━━━ RECORDS PROVIDED ━━━
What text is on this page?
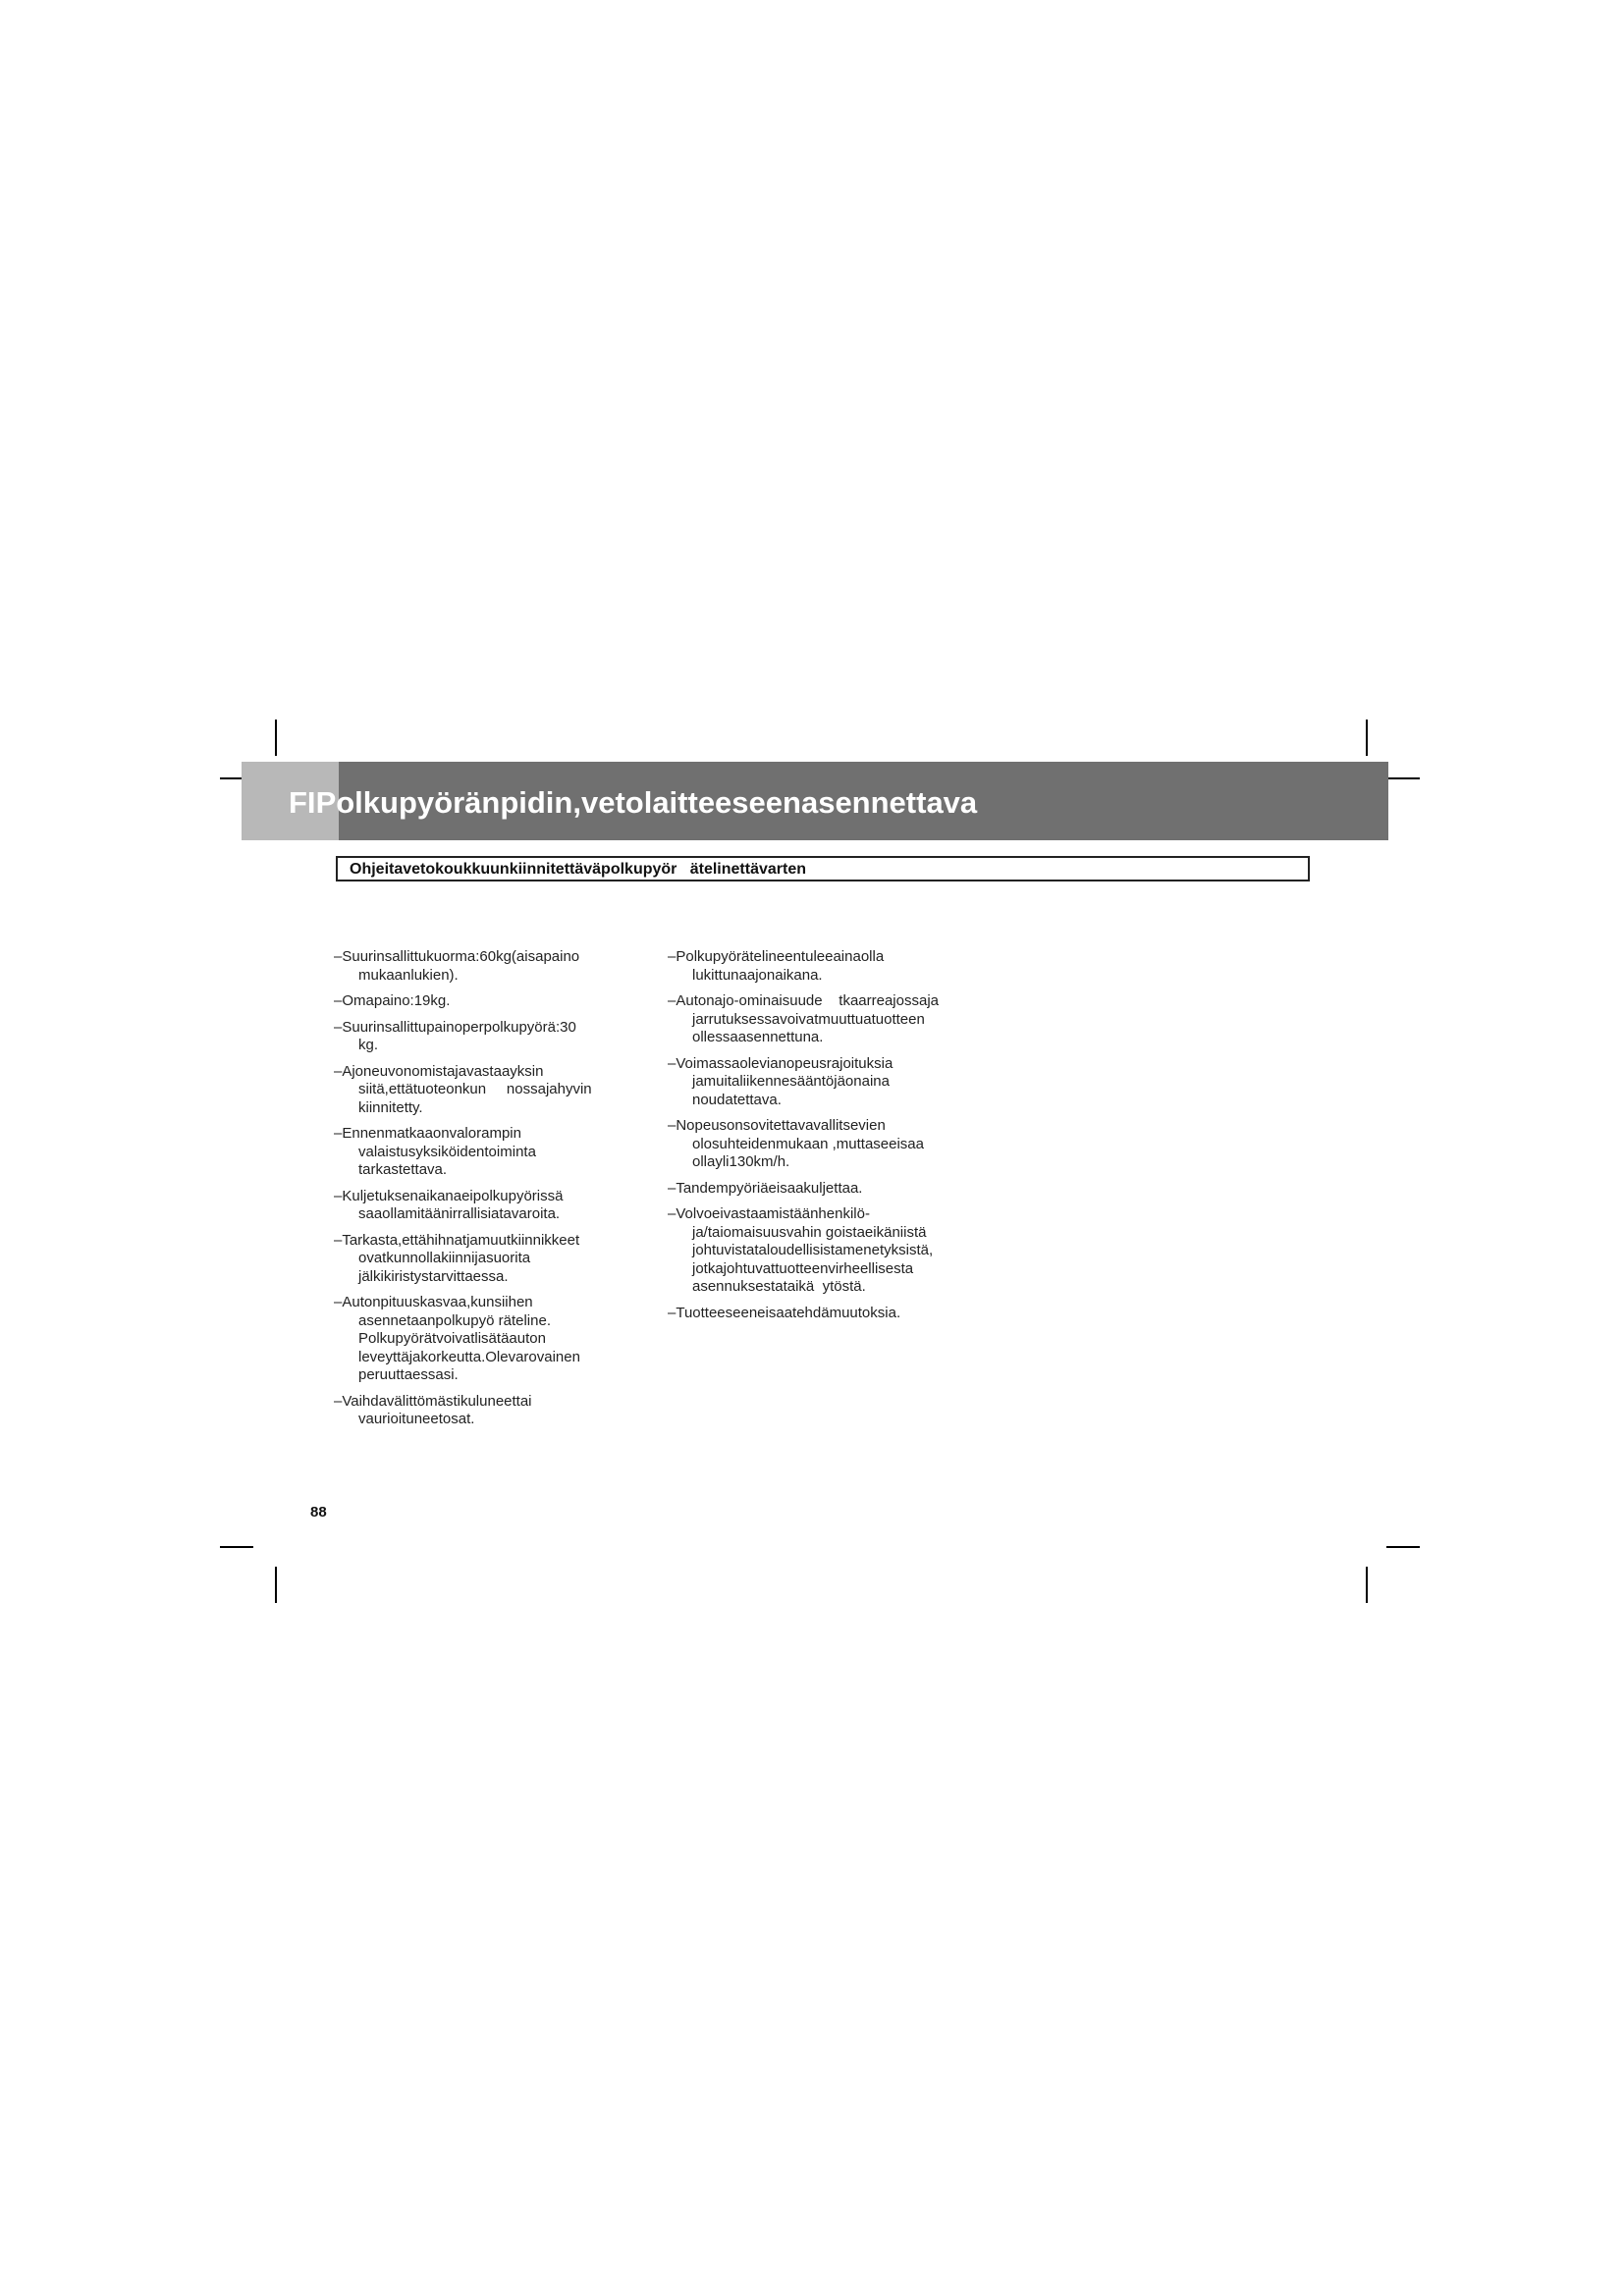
FIPolkupyöränpidin,vetolaitteeseenasennettava
Ohjeitavetokoukkuunkiinnitettäväpolkupyör   ätelinettävarten
–Suurinsallittukuorma:60kg(aisapaino
mukaanlukien).
–Omapaino:19kg.
–Suurinsallittupainoperpolkupyörä:30
kg.
–Ajoneuvonomistajavastaayksin
siitä,ettätuoteonkun     nossajahyvin
kiinnitetty.
–Ennenmatkaaonvalorampin
valaistusyksiköidentoiminta
tarkastettava.
–Kuljetuksenaikanaeipolkupyörissä
saaollamitäänirrallisiatavaroita.
–Tarkasta,ettähihnatjamuutkiinnikkeet
ovatkunnollakiinnijasuorita
jälkikiristystarvittaessa.
–Autonpituuskasvaa,kunsiihen
asennetaanpolkupyö räteline.
Polkupyörätvoivatlisätäauton
leveyttäjakorkeutta.Olevarovainen
peruuttaessasi.
–Vaihdavälittömästikuluneettai
vaurioituneetosat.
–Polkupyörätelineentuleeainaolla
lukittunaajonaikana.
–Autonajo-ominaisuude    tkaarreajossaja
jarrutuksessavoivatmuuttuatuotteen
ollessaasennettuna.
–Voimassaolevianopeusrajoituksia
jamuitaliikennesääntöjäonaina
noudatettava.
–Nopeusonsovitettavavallitsevien
olosuhteidenmukaan ,muttaseeisaa
ollayli130km/h.
–Tandempyöriäeisaakuljettaa.
–Volvoeivastaamistäänhenkilö-
ja/taiomaisuusvahin goistaeikäniistä
johtuvistataloudellisistamenetyksistä,
jotkajohtuvattuotteenvirheellisesta
asennuksestataikä  ytöstä.
–Tuotteeseeneisaatehdämuutoksia.
88
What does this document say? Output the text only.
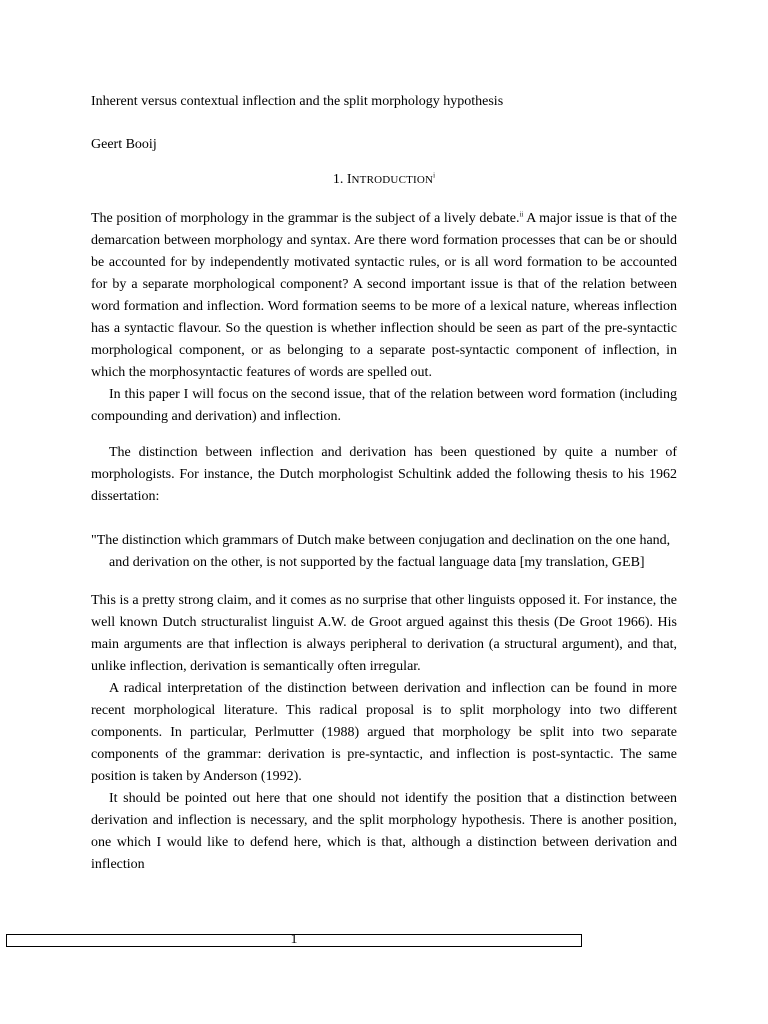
Inherent versus contextual inflection and the split morphology hypothesis
Geert Booij
1. INTRODUCTION$^i$

The position of morphology in the grammar is the subject of a lively debate.$^{ii}$ A major issue is that of the demarcation between morphology and syntax. Are there word formation processes that can be or should be accounted for by independently motivated syntactic rules, or is all word formation to be accounted for by a separate morphological component? A second important issue is that of the relation between word formation and inflection. Word formation seems to be more of a lexical nature, whereas inflection has a syntactic flavour. So the question is whether inflection should be seen as part of the pre-syntactic morphological component, or as belonging to a separate post-syntactic component of inflection, in which the morphosyntactic features of words are spelled out.

In this paper I will focus on the second issue, that of the relation between word formation (including compounding and derivation) and inflection.

The distinction between inflection and derivation has been questioned by quite a number of morphologists. For instance, the Dutch morphologist Schultink added the following thesis to his 1962 dissertation:

"The distinction which grammars of Dutch make between conjugation and declination on the one hand, and derivation on the other, is not supported by the factual language data [my translation, GEB]

This is a pretty strong claim, and it comes as no surprise that other linguists opposed it. For instance, the well known Dutch structuralist linguist A.W. de Groot argued against this thesis (De Groot 1966). His main arguments are that inflection is always peripheral to derivation (a structural argument), and that, unlike inflection, derivation is semantically often irregular.

A radical interpretation of the distinction between derivation and inflection can be found in more recent morphological literature. This radical proposal is to split morphology into two different components. In particular, Perlmutter (1988) argued that morphology be split into two separate components of the grammar: derivation is pre-syntactic, and inflection is post-syntactic. The same position is taken by Anderson (1992).

It should be pointed out here that one should not identify the position that a distinction between derivation and inflection is necessary, and the split morphology hypothesis. There is another position, one which I would like to defend here, which is that, although a distinction between derivation and inflection

1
━━━
#### [STATED GOAL]
Exclude the images and reproduce the remaining data exactly.

#### [WRITTEN ANSWER]
What text is on this page?
FIPolkupyöränpidin,vetolaitteeseenasennettava
Ohjeitavetokoukkuunkiinnitettäväpolkupyör   ätelinettävarten
–Suurinsallittukuorma:60kg(aisapaino
mukaanlukien).
–Omapaino:19kg.
–Suurinsallittupainoperpolkupyörä:30
kg.
–Ajoneuvonomistajavastaayksin
siitä,ettätuoteonkun     nossajahyvin
kiinnitetty.
–Ennenmatkaaonvalorampin
valaistusyksiköidentoiminta
tarkastettava.
–Kuljetuksenaikanaeipolkupyörissä
saaollamitäänirrallisiatavaroita.
–Tarkasta,ettähihnatjamuutkiinnikkeet
ovatkunnollakiinnijasuorita
jälkikiristystarvittaessa.
–Autonpituuskasvaa,kunsiihen
asennetaanpolkupyö räteline.
Polkupyörätvoivatlisätäauton
leveyttäjakorkeutta.Olevarovainen
peruuttaessasi.
–Vaihdavälittömästikuluneettai
vaurioituneetosat.
–Polkupyörätelineentuleeainaolla
lukittunaajonaikana.
–Autonajo-ominaisuude    tkaarreajossaja
jarrutuksessavoivatmuuttuatuotteen
ollessaasennettuna.
–Voimassaolevianopeusrajoituksia
jamuitaliikennesääntöjäonaina
noudatettava.
–Nopeusonsovitettavavallitsevien
olosuhteidenmukaan ,muttaseeisaa
ollayli130km/h.
–Tandempyöriäeisaakuljettaa.
–Volvoeivastaamistäänhenkilö-
ja/taiomaisuusvahin goistaeikäniistä
johtuvistataloudellisistamenetyksistä,
jotkajohtuvattuotteenvirheellisesta
asennuksestataikä  ytöstä.
–Tuotteeseeneisaatehdämuutoksia.
88
What does this document say? Output the text only.
Inherent versus contextual inflection and the split morphology hypothesis
Geert Booij
1. INTRODUCTION$^i$

The position of morphology in the grammar is the subject of a lively debate.$^{ii}$ A major issue is that of the demarcation between morphology and syntax. Are there word formation processes that can be or should be accounted for by independently motivated syntactic rules, or is all word formation to be accounted for by a separate morphological component? A second important issue is that of the relation between word formation and inflection. Word formation seems to be more of a lexical nature, whereas inflection has a syntactic flavour. So the question is whether inflection should be seen as part of the pre-syntactic morphological component, or as belonging to a separate post-syntactic component of inflection, in which the morphosyntactic features of words are spelled out.

In this paper I will focus on the second issue, that of the relation between word formation (including compounding and derivation) and inflection.

The distinction between inflection and derivation has been questioned by quite a number of morphologists. For instance, the Dutch morphologist Schultink added the following thesis to his 1962 dissertation:

"The distinction which grammars of Dutch make between conjugation and declination on the one hand, and derivation on the other, is not supported by the factual language data [my translation, GEB]

This is a pretty strong claim, and it comes as no surprise that other linguists opposed it. For instance, the well known Dutch structuralist linguist A.W. de Groot argued against this thesis (De Groot 1966). His main arguments are that inflection is always peripheral to derivation (a structural argument), and that, unlike inflection, derivation is semantically often irregular.

A radical interpretation of the distinction between derivation and inflection can be found in more recent morphological literature. This radical proposal is to split morphology into two different components. In particular, Perlmutter (1988) argued that morphology be split into two separate components of the grammar: derivation is pre-syntactic, and inflection is post-syntactic. The same position is taken by Anderson (1992).

It should be pointed out here that one should not identify the position that a distinction between derivation and inflection is necessary, and the split morphology hypothesis. There is another position, one which I would like to defend here, which is that, although a distinction between derivation and inflection

1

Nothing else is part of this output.